What to do: From the listing below, pull out every line containing the string "badge" and copy each one unchanged.

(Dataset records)
******************************

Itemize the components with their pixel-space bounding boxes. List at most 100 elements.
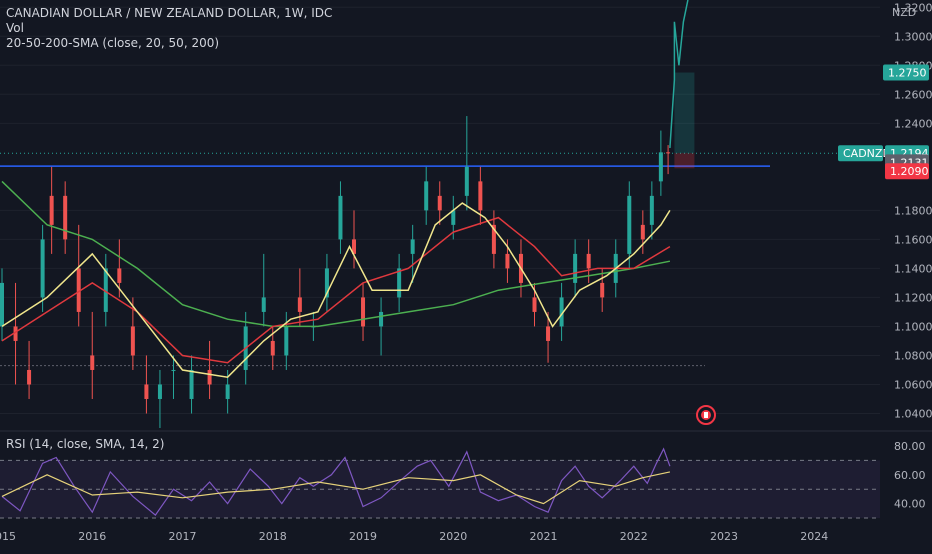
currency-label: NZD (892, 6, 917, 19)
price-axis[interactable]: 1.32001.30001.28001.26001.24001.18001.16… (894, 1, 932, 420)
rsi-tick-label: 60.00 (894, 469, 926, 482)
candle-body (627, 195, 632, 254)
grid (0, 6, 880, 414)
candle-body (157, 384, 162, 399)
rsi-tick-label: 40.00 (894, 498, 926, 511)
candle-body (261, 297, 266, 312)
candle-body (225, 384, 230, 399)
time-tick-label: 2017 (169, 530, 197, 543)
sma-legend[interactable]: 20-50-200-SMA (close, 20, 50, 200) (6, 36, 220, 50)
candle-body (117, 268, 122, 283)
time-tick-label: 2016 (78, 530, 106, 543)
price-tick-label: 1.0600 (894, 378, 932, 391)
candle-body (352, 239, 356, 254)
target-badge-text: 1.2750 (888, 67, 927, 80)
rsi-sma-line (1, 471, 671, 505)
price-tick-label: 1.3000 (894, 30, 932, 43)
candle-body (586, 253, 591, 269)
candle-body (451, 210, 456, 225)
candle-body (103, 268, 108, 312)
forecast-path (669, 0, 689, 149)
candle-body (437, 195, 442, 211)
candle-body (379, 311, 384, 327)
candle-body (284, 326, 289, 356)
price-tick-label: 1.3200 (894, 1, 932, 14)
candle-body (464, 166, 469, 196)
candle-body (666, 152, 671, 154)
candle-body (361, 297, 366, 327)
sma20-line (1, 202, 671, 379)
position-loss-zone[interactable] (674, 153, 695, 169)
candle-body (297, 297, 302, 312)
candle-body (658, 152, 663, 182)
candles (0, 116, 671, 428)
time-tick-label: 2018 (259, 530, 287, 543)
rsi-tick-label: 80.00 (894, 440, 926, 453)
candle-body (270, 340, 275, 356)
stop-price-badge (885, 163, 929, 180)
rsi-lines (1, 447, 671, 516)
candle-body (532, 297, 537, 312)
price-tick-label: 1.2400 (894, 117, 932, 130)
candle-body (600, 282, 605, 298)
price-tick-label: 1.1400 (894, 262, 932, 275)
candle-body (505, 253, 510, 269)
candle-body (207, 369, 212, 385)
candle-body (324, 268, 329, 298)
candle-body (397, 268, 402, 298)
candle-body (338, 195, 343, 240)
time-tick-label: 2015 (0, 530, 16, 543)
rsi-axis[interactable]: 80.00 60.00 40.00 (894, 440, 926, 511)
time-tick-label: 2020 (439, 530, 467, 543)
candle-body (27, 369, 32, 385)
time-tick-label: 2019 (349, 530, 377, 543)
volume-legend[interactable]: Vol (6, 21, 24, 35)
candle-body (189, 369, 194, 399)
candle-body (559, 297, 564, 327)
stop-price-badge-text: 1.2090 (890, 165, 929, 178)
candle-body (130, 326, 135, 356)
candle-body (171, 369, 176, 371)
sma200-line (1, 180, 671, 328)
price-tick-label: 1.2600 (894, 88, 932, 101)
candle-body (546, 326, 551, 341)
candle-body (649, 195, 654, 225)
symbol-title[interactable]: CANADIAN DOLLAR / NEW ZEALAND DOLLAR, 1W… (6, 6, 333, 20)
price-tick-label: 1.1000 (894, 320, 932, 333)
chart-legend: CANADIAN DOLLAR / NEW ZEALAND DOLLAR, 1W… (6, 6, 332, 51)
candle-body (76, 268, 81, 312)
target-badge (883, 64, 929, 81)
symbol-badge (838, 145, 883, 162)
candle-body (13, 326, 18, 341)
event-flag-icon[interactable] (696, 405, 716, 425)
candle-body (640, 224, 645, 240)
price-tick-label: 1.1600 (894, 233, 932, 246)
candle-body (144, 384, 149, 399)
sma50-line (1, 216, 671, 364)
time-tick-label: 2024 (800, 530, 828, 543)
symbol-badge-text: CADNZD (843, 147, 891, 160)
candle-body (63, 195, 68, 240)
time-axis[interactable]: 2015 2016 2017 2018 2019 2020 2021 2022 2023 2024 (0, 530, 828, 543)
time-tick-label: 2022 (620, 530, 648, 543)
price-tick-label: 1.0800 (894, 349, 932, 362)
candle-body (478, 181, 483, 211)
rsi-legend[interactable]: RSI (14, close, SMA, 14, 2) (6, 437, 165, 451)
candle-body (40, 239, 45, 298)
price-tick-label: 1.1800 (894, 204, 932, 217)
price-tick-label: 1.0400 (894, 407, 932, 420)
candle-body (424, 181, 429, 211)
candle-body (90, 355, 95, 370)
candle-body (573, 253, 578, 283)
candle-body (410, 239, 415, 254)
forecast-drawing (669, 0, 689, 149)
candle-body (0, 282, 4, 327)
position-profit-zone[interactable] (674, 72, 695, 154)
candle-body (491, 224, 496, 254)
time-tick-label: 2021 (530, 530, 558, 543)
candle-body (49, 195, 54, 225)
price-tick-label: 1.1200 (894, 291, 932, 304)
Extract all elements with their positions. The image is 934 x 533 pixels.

******************************

Solution:
target-badge-text: 1.2750 (888, 67, 927, 80)
stop-price-badge (885, 163, 929, 180)
stop-price-badge-text: 1.2090 (890, 165, 929, 178)
target-badge (883, 64, 929, 81)
symbol-badge (838, 145, 883, 162)
symbol-badge-text: CADNZD (843, 147, 891, 160)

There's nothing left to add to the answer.